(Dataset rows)
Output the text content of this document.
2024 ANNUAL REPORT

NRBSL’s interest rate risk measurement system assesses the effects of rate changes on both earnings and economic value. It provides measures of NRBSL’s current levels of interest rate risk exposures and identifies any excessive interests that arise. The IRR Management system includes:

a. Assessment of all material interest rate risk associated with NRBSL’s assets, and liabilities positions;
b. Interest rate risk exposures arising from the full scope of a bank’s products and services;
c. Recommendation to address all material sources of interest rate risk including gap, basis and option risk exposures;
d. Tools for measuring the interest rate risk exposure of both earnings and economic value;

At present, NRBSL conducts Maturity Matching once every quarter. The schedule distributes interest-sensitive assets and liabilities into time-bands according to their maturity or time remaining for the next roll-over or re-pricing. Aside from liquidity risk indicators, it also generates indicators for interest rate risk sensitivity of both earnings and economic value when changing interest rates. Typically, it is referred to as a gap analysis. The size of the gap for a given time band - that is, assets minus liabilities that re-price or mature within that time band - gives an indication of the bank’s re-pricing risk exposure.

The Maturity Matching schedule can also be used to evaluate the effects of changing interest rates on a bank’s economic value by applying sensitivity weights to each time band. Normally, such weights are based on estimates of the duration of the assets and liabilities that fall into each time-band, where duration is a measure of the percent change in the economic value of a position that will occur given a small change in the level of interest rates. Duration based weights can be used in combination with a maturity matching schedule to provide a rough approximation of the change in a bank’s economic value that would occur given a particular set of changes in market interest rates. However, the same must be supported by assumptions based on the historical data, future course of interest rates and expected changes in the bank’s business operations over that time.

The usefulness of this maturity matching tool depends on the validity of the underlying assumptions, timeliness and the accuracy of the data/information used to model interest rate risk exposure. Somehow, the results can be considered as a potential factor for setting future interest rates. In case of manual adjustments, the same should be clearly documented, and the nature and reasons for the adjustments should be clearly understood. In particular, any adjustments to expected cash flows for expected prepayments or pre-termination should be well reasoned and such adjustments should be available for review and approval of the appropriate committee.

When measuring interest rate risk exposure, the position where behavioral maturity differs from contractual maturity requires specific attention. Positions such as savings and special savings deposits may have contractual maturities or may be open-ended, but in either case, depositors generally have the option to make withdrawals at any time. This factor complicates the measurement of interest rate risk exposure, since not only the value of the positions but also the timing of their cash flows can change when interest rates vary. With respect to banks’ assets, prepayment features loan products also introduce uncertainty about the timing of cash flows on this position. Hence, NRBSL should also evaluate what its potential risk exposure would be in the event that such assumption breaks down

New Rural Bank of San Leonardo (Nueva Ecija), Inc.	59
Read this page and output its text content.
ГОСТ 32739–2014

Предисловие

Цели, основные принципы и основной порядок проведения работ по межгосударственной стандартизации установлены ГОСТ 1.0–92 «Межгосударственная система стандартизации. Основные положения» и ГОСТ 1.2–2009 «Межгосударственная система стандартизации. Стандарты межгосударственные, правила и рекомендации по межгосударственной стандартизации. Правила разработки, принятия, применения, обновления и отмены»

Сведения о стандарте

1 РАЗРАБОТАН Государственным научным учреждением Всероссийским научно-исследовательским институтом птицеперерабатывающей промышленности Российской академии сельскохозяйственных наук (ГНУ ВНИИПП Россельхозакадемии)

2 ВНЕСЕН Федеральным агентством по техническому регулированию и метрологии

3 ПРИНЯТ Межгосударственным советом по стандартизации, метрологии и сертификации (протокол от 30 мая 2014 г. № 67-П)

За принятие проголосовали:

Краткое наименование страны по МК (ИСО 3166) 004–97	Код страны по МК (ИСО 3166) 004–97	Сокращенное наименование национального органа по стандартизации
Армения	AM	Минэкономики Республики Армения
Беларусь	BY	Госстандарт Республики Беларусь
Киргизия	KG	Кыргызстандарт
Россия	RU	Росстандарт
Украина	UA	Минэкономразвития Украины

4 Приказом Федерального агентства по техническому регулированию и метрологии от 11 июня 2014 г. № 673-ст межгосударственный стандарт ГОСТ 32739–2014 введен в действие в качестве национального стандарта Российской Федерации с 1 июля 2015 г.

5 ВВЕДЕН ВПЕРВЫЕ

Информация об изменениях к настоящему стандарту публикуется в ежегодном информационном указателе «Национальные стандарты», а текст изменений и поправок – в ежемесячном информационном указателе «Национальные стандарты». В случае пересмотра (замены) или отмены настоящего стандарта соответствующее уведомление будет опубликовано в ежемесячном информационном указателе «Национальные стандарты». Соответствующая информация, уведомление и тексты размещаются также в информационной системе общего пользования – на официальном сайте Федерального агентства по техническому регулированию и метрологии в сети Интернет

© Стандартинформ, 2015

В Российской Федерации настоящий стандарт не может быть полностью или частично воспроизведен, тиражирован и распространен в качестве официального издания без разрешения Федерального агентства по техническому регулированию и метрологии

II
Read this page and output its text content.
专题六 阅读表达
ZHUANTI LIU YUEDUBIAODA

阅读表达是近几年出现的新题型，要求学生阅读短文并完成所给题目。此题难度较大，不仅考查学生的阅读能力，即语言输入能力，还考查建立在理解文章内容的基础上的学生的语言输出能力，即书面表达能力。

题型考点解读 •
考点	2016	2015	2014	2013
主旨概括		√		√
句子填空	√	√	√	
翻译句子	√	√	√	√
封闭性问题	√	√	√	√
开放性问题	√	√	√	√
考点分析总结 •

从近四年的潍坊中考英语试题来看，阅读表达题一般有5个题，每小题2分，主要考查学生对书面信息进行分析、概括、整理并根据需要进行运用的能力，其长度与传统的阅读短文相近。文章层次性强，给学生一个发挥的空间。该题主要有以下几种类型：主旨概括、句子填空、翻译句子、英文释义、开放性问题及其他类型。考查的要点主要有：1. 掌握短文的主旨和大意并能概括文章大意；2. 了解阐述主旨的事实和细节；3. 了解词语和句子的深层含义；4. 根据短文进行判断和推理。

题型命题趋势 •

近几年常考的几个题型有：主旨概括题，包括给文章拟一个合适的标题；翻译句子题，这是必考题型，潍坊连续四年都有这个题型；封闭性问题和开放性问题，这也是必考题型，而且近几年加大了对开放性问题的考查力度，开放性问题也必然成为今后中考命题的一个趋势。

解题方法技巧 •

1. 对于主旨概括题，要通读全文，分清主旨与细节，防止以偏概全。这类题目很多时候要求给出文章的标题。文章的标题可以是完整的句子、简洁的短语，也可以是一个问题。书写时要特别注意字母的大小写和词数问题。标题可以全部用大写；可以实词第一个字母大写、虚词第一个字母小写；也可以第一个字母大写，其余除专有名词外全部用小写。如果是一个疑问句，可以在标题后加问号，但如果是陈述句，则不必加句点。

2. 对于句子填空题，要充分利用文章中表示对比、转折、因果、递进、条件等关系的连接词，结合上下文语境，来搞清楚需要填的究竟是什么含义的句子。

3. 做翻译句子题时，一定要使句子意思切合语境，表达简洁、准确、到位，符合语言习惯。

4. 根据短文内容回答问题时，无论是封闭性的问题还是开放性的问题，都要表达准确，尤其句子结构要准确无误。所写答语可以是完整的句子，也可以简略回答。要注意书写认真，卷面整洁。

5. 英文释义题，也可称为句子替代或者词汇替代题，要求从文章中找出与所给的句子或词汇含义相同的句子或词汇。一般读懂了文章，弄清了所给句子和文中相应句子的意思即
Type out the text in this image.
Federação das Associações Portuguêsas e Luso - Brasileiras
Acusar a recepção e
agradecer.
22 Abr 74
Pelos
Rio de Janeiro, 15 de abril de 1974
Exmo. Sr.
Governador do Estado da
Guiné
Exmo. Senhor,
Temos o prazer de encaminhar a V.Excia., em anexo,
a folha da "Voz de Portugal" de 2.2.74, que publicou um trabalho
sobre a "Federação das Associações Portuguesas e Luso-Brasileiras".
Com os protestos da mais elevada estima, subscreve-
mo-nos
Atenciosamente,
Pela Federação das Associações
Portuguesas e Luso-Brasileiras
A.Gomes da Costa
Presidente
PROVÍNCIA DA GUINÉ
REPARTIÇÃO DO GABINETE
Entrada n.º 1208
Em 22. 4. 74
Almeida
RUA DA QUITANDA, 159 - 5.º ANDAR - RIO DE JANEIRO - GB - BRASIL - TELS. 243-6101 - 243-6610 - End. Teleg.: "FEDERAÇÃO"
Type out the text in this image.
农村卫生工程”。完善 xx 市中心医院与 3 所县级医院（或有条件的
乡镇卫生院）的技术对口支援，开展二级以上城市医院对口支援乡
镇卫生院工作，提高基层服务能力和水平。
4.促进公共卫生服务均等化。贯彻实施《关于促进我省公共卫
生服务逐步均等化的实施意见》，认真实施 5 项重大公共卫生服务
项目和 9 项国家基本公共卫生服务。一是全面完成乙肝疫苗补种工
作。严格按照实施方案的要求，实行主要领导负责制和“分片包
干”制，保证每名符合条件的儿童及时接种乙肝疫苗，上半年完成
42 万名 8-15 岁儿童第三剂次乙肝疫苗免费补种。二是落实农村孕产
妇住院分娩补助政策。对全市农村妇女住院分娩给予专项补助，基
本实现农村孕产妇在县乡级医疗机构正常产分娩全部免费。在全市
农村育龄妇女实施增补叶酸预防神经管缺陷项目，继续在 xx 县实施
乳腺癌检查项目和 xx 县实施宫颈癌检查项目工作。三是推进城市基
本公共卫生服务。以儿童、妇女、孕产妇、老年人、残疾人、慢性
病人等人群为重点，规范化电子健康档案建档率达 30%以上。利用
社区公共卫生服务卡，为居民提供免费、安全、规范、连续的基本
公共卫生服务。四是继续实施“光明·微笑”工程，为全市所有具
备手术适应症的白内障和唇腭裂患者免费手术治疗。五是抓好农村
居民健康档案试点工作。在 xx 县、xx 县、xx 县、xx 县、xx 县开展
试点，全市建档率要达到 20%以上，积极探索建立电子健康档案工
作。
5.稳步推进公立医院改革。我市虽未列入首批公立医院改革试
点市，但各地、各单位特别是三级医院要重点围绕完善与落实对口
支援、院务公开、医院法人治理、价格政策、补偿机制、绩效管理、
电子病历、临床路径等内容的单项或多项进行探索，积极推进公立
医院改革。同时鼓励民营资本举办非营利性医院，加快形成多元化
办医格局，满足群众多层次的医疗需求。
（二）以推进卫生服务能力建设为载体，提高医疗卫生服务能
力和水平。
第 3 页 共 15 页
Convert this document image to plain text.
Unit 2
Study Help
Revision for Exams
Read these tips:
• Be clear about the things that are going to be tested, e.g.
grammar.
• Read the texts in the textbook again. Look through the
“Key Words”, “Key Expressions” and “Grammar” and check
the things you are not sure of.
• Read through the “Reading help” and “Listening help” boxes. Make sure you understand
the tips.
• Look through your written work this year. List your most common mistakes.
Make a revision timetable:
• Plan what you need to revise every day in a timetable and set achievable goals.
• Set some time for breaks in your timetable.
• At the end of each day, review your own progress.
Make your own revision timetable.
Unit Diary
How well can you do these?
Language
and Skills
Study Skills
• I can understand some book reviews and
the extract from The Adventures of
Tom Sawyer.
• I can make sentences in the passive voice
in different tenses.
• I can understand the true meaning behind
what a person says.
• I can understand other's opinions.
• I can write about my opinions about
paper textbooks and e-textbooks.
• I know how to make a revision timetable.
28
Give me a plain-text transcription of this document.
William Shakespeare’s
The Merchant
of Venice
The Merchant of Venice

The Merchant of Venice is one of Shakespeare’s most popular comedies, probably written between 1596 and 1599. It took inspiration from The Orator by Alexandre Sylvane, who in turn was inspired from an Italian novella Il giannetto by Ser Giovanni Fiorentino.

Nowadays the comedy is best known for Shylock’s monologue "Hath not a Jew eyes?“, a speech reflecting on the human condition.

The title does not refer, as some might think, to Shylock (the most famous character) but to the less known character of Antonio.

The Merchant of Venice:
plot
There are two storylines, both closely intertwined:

REQUEST:
In the listing above, find the lines holding the word "Venice" and copy them.

CORRECT RESULT:
of Venice
The Merchant of Venice
The Merchant of Venice is one of Shakespeare’s most popular comedies, probably written between 1596 and 1599. It took inspiration from The Orator by Alexandre Sylvane, who in turn was inspired from an Italian novella Il giannetto by Ser Giovanni Fiorentino.
The Merchant of Venice:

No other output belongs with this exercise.